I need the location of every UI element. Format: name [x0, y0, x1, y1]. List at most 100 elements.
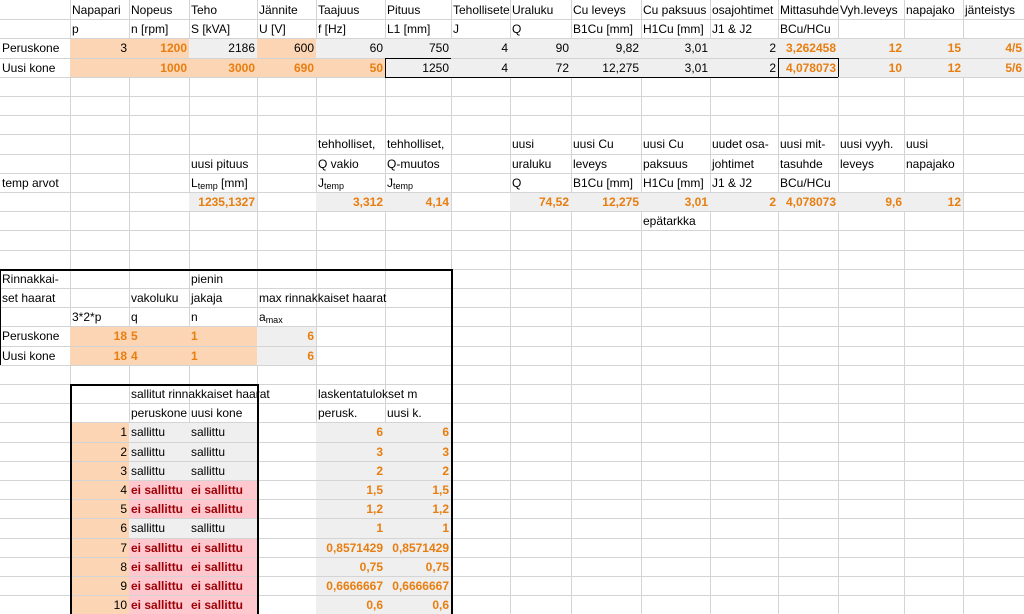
column-unit[interactable]: [963, 20, 1024, 38]
row-number[interactable]: 5: [70, 500, 129, 518]
data-cell[interactable]: 5/6: [963, 59, 1024, 77]
column-header[interactable]: uusi kone: [189, 404, 257, 422]
column-header[interactable]: osajohtimet: [710, 1, 778, 19]
data-cell[interactable]: 1250: [385, 59, 451, 77]
column-header[interactable]: Q-muutos: [385, 155, 451, 173]
column-header[interactable]: uraluku: [510, 155, 571, 173]
data-cell[interactable]: 72: [510, 59, 571, 77]
data-cell[interactable]: 3: [70, 39, 129, 58]
column-unit[interactable]: n [rpm]: [129, 20, 189, 38]
column-unit[interactable]: J1 & J2: [710, 20, 778, 38]
data-cell[interactable]: 60: [316, 39, 385, 58]
status-cell[interactable]: ei sallittu: [129, 596, 189, 614]
column-header[interactable]: Mittasuhde: [778, 1, 838, 19]
row-number[interactable]: 6: [70, 519, 129, 538]
data-cell[interactable]: 1,2: [316, 500, 385, 518]
data-cell[interactable]: 12,275: [571, 59, 641, 77]
column-header[interactable]: Q vakio: [316, 155, 385, 173]
column-header[interactable]: pienin: [189, 270, 257, 288]
data-cell[interactable]: 15: [904, 39, 963, 58]
column-unit[interactable]: f [Hz]: [316, 20, 385, 38]
data-cell[interactable]: 74,52: [510, 193, 571, 211]
data-cell[interactable]: 4,078073: [778, 59, 838, 77]
data-cell[interactable]: 50: [316, 59, 385, 77]
row-number[interactable]: 3: [70, 462, 129, 480]
data-cell[interactable]: 4: [451, 39, 510, 58]
data-cell[interactable]: 1: [189, 347, 257, 365]
status-cell[interactable]: ei sallittu: [189, 481, 257, 499]
data-cell[interactable]: 1,5: [316, 481, 385, 499]
status-cell[interactable]: ei sallittu: [129, 577, 189, 595]
column-header[interactable]: tehholliset,: [385, 135, 451, 154]
column-header[interactable]: napajako: [904, 155, 963, 173]
column-header[interactable]: Q: [510, 174, 571, 192]
column-header[interactable]: uusi Cu: [571, 135, 641, 154]
data-cell[interactable]: 1: [385, 519, 451, 538]
status-cell[interactable]: sallittu: [129, 519, 189, 538]
data-cell[interactable]: 4: [129, 347, 189, 365]
column-unit[interactable]: S [kVA]: [189, 20, 257, 38]
column-header[interactable]: Jtemp: [316, 174, 385, 192]
column-header[interactable]: vakoluku: [129, 289, 189, 307]
data-cell[interactable]: 6: [316, 423, 385, 442]
column-header[interactable]: uusi vyyh.: [838, 135, 904, 154]
row-number[interactable]: 2: [70, 443, 129, 461]
column-header[interactable]: leveys: [571, 155, 641, 173]
data-cell[interactable]: 2: [316, 462, 385, 480]
row-label[interactable]: Peruskone: [0, 327, 70, 346]
data-cell[interactable]: 6: [385, 423, 451, 442]
column-unit[interactable]: H1Cu [mm]: [641, 20, 710, 38]
table-title[interactable]: set haarat: [0, 289, 70, 307]
column-header[interactable]: uusi: [904, 135, 963, 154]
column-header[interactable]: Nopeus: [129, 1, 189, 19]
data-cell[interactable]: 18: [70, 347, 129, 365]
status-cell[interactable]: ei sallittu: [189, 577, 257, 595]
column-header[interactable]: Uraluku: [510, 1, 571, 19]
data-cell[interactable]: 4/5: [963, 39, 1024, 58]
data-cell[interactable]: 4,078073: [778, 193, 838, 211]
data-cell[interactable]: 3,01: [641, 39, 710, 58]
column-unit[interactable]: [904, 20, 963, 38]
data-cell[interactable]: 6: [257, 347, 316, 365]
data-cell[interactable]: 600: [257, 39, 316, 58]
data-cell[interactable]: 3000: [189, 59, 257, 77]
status-cell[interactable]: ei sallittu: [129, 500, 189, 518]
spreadsheet-grid[interactable]: Napapari Nopeus Teho Jännite Taajuus Pituus Te…: [0, 0, 1024, 614]
note-text[interactable]: epätarkka: [641, 212, 710, 230]
column-unit[interactable]: B1Cu [mm]: [571, 20, 641, 38]
column-header[interactable]: uusi k.: [385, 404, 451, 422]
column-header[interactable]: max rinnakkaiset haarat: [257, 289, 451, 307]
table-title[interactable]: sallitut rinnakkaiset haarat: [129, 385, 316, 403]
data-cell[interactable]: 18: [70, 327, 129, 346]
column-header[interactable]: Vyh.leveys: [838, 1, 904, 19]
column-header[interactable]: Pituus: [385, 1, 451, 19]
data-cell[interactable]: 0,75: [316, 558, 385, 576]
data-cell[interactable]: 9,82: [571, 39, 641, 58]
row-label[interactable]: Peruskone: [0, 39, 70, 58]
table-title[interactable]: Rinnakkai-: [0, 270, 70, 288]
column-header[interactable]: J1 & J2: [710, 174, 778, 192]
status-cell[interactable]: sallittu: [129, 462, 189, 480]
status-cell[interactable]: ei sallittu: [189, 500, 257, 518]
row-number[interactable]: 4: [70, 481, 129, 499]
data-cell[interactable]: 12: [904, 59, 963, 77]
column-header[interactable]: leveys: [838, 155, 904, 173]
data-cell[interactable]: 5: [129, 327, 189, 346]
data-cell[interactable]: 12: [838, 39, 904, 58]
column-header[interactable]: amax: [257, 308, 316, 326]
column-header[interactable]: Taajuus: [316, 1, 385, 19]
data-cell[interactable]: 1235,1327: [189, 193, 257, 211]
column-header[interactable]: uusi pituus: [189, 155, 257, 173]
data-cell[interactable]: 3: [385, 443, 451, 461]
column-header[interactable]: uusi mit-: [778, 135, 838, 154]
row-number[interactable]: 7: [70, 539, 129, 557]
column-header[interactable]: Cu leveys: [571, 1, 641, 19]
data-cell[interactable]: 4: [451, 59, 510, 77]
column-header[interactable]: napajako: [904, 1, 963, 19]
column-unit[interactable]: p: [70, 20, 129, 38]
column-header[interactable]: paksuus: [641, 155, 710, 173]
column-header[interactable]: Napapari: [70, 1, 129, 19]
data-cell[interactable]: 3,01: [641, 193, 710, 211]
column-header[interactable]: Cu paksuus: [641, 1, 710, 19]
data-cell[interactable]: 2: [710, 39, 778, 58]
● ● ● ●
## INSTRUCTIONS TO FOLLOW
Please return every line of the data above unchanged, leaving out the pictures.

## CORRECT RESULT
I need the location of every UI element. Format: name [x0, y0, x1, y1]. List at most 100 elements.
column-unit[interactable]: [963, 20, 1024, 38]
row-number[interactable]: 5: [70, 500, 129, 518]
data-cell[interactable]: 5/6: [963, 59, 1024, 77]
column-header[interactable]: uusi kone: [189, 404, 257, 422]
column-header[interactable]: osajohtimet: [710, 1, 778, 19]
data-cell[interactable]: 1250: [385, 59, 451, 77]
column-header[interactable]: Q-muutos: [385, 155, 451, 173]
column-header[interactable]: uraluku: [510, 155, 571, 173]
data-cell[interactable]: 72: [510, 59, 571, 77]
data-cell[interactable]: 3: [70, 39, 129, 58]
column-unit[interactable]: n [rpm]: [129, 20, 189, 38]
column-unit[interactable]: J1 & J2: [710, 20, 778, 38]
data-cell[interactable]: 60: [316, 39, 385, 58]
status-cell[interactable]: ei sallittu: [129, 596, 189, 614]
column-header[interactable]: Mittasuhde: [778, 1, 838, 19]
row-number[interactable]: 6: [70, 519, 129, 538]
data-cell[interactable]: 1,2: [316, 500, 385, 518]
data-cell[interactable]: 12,275: [571, 59, 641, 77]
column-header[interactable]: Q vakio: [316, 155, 385, 173]
column-header[interactable]: pienin: [189, 270, 257, 288]
data-cell[interactable]: 15: [904, 39, 963, 58]
column-unit[interactable]: f [Hz]: [316, 20, 385, 38]
data-cell[interactable]: 74,52: [510, 193, 571, 211]
data-cell[interactable]: 4,078073: [778, 59, 838, 77]
data-cell[interactable]: 50: [316, 59, 385, 77]
row-number[interactable]: 3: [70, 462, 129, 480]
data-cell[interactable]: 4: [451, 39, 510, 58]
data-cell[interactable]: 1: [189, 347, 257, 365]
status-cell[interactable]: ei sallittu: [189, 481, 257, 499]
data-cell[interactable]: 1,5: [316, 481, 385, 499]
status-cell[interactable]: ei sallittu: [129, 577, 189, 595]
column-header[interactable]: tehholliset,: [385, 135, 451, 154]
column-header[interactable]: napajako: [904, 155, 963, 173]
column-header[interactable]: Q: [510, 174, 571, 192]
column-header[interactable]: uusi Cu: [571, 135, 641, 154]
data-cell[interactable]: 1: [385, 519, 451, 538]
status-cell[interactable]: sallittu: [129, 519, 189, 538]
data-cell[interactable]: 4: [129, 347, 189, 365]
column-unit[interactable]: S [kVA]: [189, 20, 257, 38]
column-header[interactable]: Jtemp: [316, 174, 385, 192]
column-header[interactable]: vakoluku: [129, 289, 189, 307]
data-cell[interactable]: 6: [316, 423, 385, 442]
column-header[interactable]: uusi vyyh.: [838, 135, 904, 154]
row-number[interactable]: 2: [70, 443, 129, 461]
column-header[interactable]: leveys: [571, 155, 641, 173]
data-cell[interactable]: 2: [316, 462, 385, 480]
row-label[interactable]: Peruskone: [0, 327, 70, 346]
data-cell[interactable]: 6: [385, 423, 451, 442]
column-unit[interactable]: H1Cu [mm]: [641, 20, 710, 38]
table-title[interactable]: set haarat: [0, 289, 70, 307]
column-header[interactable]: uusi: [904, 135, 963, 154]
column-header[interactable]: Nopeus: [129, 1, 189, 19]
data-cell[interactable]: 18: [70, 347, 129, 365]
status-cell[interactable]: ei sallittu: [189, 577, 257, 595]
column-header[interactable]: Uraluku: [510, 1, 571, 19]
data-cell[interactable]: 4/5: [963, 39, 1024, 58]
data-cell[interactable]: 4,078073: [778, 193, 838, 211]
data-cell[interactable]: 3,01: [641, 39, 710, 58]
column-unit[interactable]: [904, 20, 963, 38]
data-cell[interactable]: 6: [257, 347, 316, 365]
data-cell[interactable]: 600: [257, 39, 316, 58]
data-cell[interactable]: 3000: [189, 59, 257, 77]
status-cell[interactable]: ei sallittu: [129, 500, 189, 518]
spreadsheet-grid[interactable]: Napapari Nopeus Teho Jännite Taajuus Pituus Te…: [0, 0, 1024, 614]
note-text[interactable]: epätarkka: [641, 212, 710, 230]
column-unit[interactable]: B1Cu [mm]: [571, 20, 641, 38]
column-header[interactable]: uusi k.: [385, 404, 451, 422]
column-header[interactable]: max rinnakkaiset haarat: [257, 289, 451, 307]
table-title[interactable]: sallitut rinnakkaiset haarat: [129, 385, 316, 403]
data-cell[interactable]: 18: [70, 327, 129, 346]
column-header[interactable]: Vyh.leveys: [838, 1, 904, 19]
column-header[interactable]: Pituus: [385, 1, 451, 19]
data-cell[interactable]: 0,75: [316, 558, 385, 576]
data-cell[interactable]: 9,82: [571, 39, 641, 58]
row-label[interactable]: Peruskone: [0, 39, 70, 58]
table-title[interactable]: Rinnakkai-: [0, 270, 70, 288]
column-header[interactable]: J1 & J2: [710, 174, 778, 192]
status-cell[interactable]: sallittu: [129, 462, 189, 480]
status-cell[interactable]: ei sallittu: [189, 500, 257, 518]
row-number[interactable]: 4: [70, 481, 129, 499]
data-cell[interactable]: 12: [904, 59, 963, 77]
column-header[interactable]: leveys: [838, 155, 904, 173]
data-cell[interactable]: 5: [129, 327, 189, 346]
data-cell[interactable]: 12: [838, 39, 904, 58]
column-header[interactable]: amax: [257, 308, 316, 326]
column-header[interactable]: Taajuus: [316, 1, 385, 19]
data-cell[interactable]: 1235,1327: [189, 193, 257, 211]
column-header[interactable]: uusi pituus: [189, 155, 257, 173]
data-cell[interactable]: 3: [385, 443, 451, 461]
column-header[interactable]: uusi mit-: [778, 135, 838, 154]
row-number[interactable]: 7: [70, 539, 129, 557]
column-header[interactable]: Cu leveys: [571, 1, 641, 19]
data-cell[interactable]: 4: [451, 59, 510, 77]
column-header[interactable]: napajako: [904, 1, 963, 19]
column-unit[interactable]: p: [70, 20, 129, 38]
column-header[interactable]: paksuus: [641, 155, 710, 173]
column-header[interactable]: Napapari: [70, 1, 129, 19]
data-cell[interactable]: 3,01: [641, 193, 710, 211]
column-header[interactable]: Cu paksuus: [641, 1, 710, 19]
data-cell[interactable]: 2: [710, 39, 778, 58]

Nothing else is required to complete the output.